Output the data word for word, dropping every image.
####################
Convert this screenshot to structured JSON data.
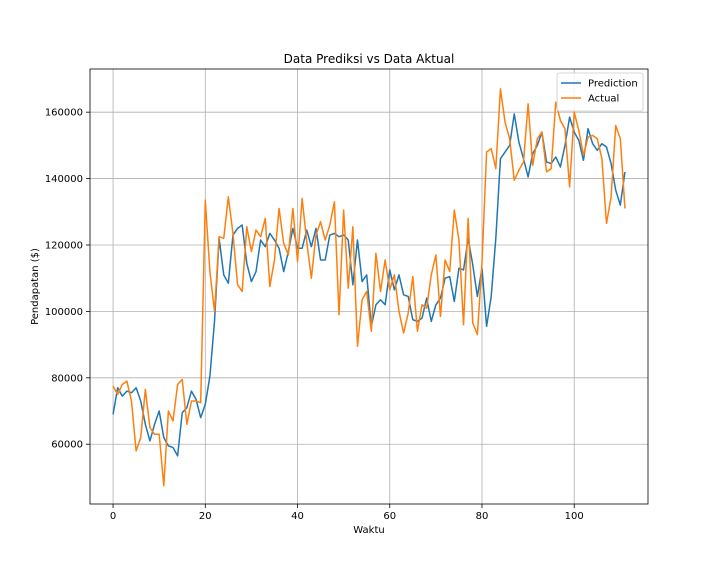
{
  "chart_data": {
    "type": "line",
    "title": "Data Prediksi vs Data Aktual",
    "xlabel": "Waktu",
    "ylabel": "Pendapatan ($)",
    "xlim": [
      -5,
      116
    ],
    "ylim": [
      42000,
      173000
    ],
    "xticks": [
      0,
      20,
      40,
      60,
      80,
      100
    ],
    "yticks": [
      60000,
      80000,
      100000,
      120000,
      140000,
      160000
    ],
    "grid": true,
    "legend_position": "top-right",
    "series": [
      {
        "name": "Prediction",
        "color": "#1f77b4",
        "values": [
          69000,
          77000,
          74500,
          76000,
          75500,
          77000,
          73000,
          66000,
          61000,
          66000,
          70000,
          62000,
          59500,
          59000,
          56500,
          69500,
          71000,
          76000,
          73500,
          68000,
          72000,
          80500,
          97000,
          122000,
          111000,
          108500,
          123000,
          125000,
          126000,
          114500,
          109000,
          112000,
          121500,
          119500,
          123500,
          121500,
          119000,
          112000,
          118000,
          125000,
          119000,
          119000,
          124500,
          119500,
          125000,
          115500,
          115500,
          123000,
          123500,
          122500,
          123000,
          121500,
          108000,
          121500,
          109000,
          111000,
          95500,
          102000,
          103500,
          102000,
          112500,
          106500,
          111000,
          105000,
          104500,
          97500,
          97000,
          98000,
          104000,
          97000,
          102000,
          104000,
          110000,
          110500,
          103000,
          113000,
          112500,
          122000,
          114000,
          104500,
          113000,
          95500,
          104500,
          122000,
          146000,
          148000,
          150000,
          159500,
          151000,
          146000,
          140500,
          147500,
          150000,
          154000,
          145000,
          144500,
          146500,
          143500,
          150000,
          158500,
          154000,
          151500,
          145500,
          155000,
          150500,
          148500,
          150500,
          149500,
          144500,
          136500,
          132000,
          142000
        ]
      },
      {
        "name": "Actual",
        "color": "#ff7f0e",
        "values": [
          77500,
          75000,
          78000,
          79000,
          73000,
          58000,
          62000,
          76500,
          65000,
          63000,
          63000,
          47500,
          70000,
          67000,
          78000,
          79500,
          66000,
          73000,
          73000,
          72500,
          133500,
          112000,
          100000,
          122500,
          122000,
          134500,
          123500,
          108000,
          106000,
          125500,
          118000,
          124500,
          122500,
          128000,
          107500,
          115500,
          131000,
          120500,
          117000,
          131000,
          115000,
          134000,
          121000,
          110000,
          123000,
          127000,
          121500,
          126000,
          133000,
          99000,
          130500,
          107000,
          125500,
          89500,
          103500,
          106000,
          94000,
          117500,
          106000,
          115500,
          106500,
          111000,
          100000,
          93500,
          99500,
          110500,
          94000,
          102000,
          101000,
          111000,
          117000,
          98500,
          115500,
          112000,
          130500,
          121500,
          96000,
          128000,
          96500,
          93000,
          114500,
          148000,
          149000,
          143000,
          167000,
          157000,
          152000,
          139500,
          142500,
          145000,
          162500,
          144000,
          152000,
          154000,
          142000,
          143000,
          163000,
          157500,
          155000,
          137500,
          160000,
          154500,
          147000,
          152500,
          153000,
          152000,
          146000,
          126500,
          134500,
          156000,
          152000,
          131000
        ]
      }
    ]
  }
}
####################
* Expected answer
Convert this screenshot to structured JSON data.
{
  "chart_data": {
    "type": "line",
    "title": "Data Prediksi vs Data Aktual",
    "xlabel": "Waktu",
    "ylabel": "Pendapatan ($)",
    "xlim": [
      -5,
      116
    ],
    "ylim": [
      42000,
      173000
    ],
    "xticks": [
      0,
      20,
      40,
      60,
      80,
      100
    ],
    "yticks": [
      60000,
      80000,
      100000,
      120000,
      140000,
      160000
    ],
    "grid": true,
    "legend_position": "top-right",
    "series": [
      {
        "name": "Prediction",
        "color": "#1f77b4",
        "values": [
          69000,
          77000,
          74500,
          76000,
          75500,
          77000,
          73000,
          66000,
          61000,
          66000,
          70000,
          62000,
          59500,
          59000,
          56500,
          69500,
          71000,
          76000,
          73500,
          68000,
          72000,
          80500,
          97000,
          122000,
          111000,
          108500,
          123000,
          125000,
          126000,
          114500,
          109000,
          112000,
          121500,
          119500,
          123500,
          121500,
          119000,
          112000,
          118000,
          125000,
          119000,
          119000,
          124500,
          119500,
          125000,
          115500,
          115500,
          123000,
          123500,
          122500,
          123000,
          121500,
          108000,
          121500,
          109000,
          111000,
          95500,
          102000,
          103500,
          102000,
          112500,
          106500,
          111000,
          105000,
          104500,
          97500,
          97000,
          98000,
          104000,
          97000,
          102000,
          104000,
          110000,
          110500,
          103000,
          113000,
          112500,
          122000,
          114000,
          104500,
          113000,
          95500,
          104500,
          122000,
          146000,
          148000,
          150000,
          159500,
          151000,
          146000,
          140500,
          147500,
          150000,
          154000,
          145000,
          144500,
          146500,
          143500,
          150000,
          158500,
          154000,
          151500,
          145500,
          155000,
          150500,
          148500,
          150500,
          149500,
          144500,
          136500,
          132000,
          142000
        ]
      },
      {
        "name": "Actual",
        "color": "#ff7f0e",
        "values": [
          77500,
          75000,
          78000,
          79000,
          73000,
          58000,
          62000,
          76500,
          65000,
          63000,
          63000,
          47500,
          70000,
          67000,
          78000,
          79500,
          66000,
          73000,
          73000,
          72500,
          133500,
          112000,
          100000,
          122500,
          122000,
          134500,
          123500,
          108000,
          106000,
          125500,
          118000,
          124500,
          122500,
          128000,
          107500,
          115500,
          131000,
          120500,
          117000,
          131000,
          115000,
          134000,
          121000,
          110000,
          123000,
          127000,
          121500,
          126000,
          133000,
          99000,
          130500,
          107000,
          125500,
          89500,
          103500,
          106000,
          94000,
          117500,
          106000,
          115500,
          106500,
          111000,
          100000,
          93500,
          99500,
          110500,
          94000,
          102000,
          101000,
          111000,
          117000,
          98500,
          115500,
          112000,
          130500,
          121500,
          96000,
          128000,
          96500,
          93000,
          114500,
          148000,
          149000,
          143000,
          167000,
          157000,
          152000,
          139500,
          142500,
          145000,
          162500,
          144000,
          152000,
          154000,
          142000,
          143000,
          163000,
          157500,
          155000,
          137500,
          160000,
          154500,
          147000,
          152500,
          153000,
          152000,
          146000,
          126500,
          134500,
          156000,
          152000,
          131000
        ]
      }
    ]
  }
}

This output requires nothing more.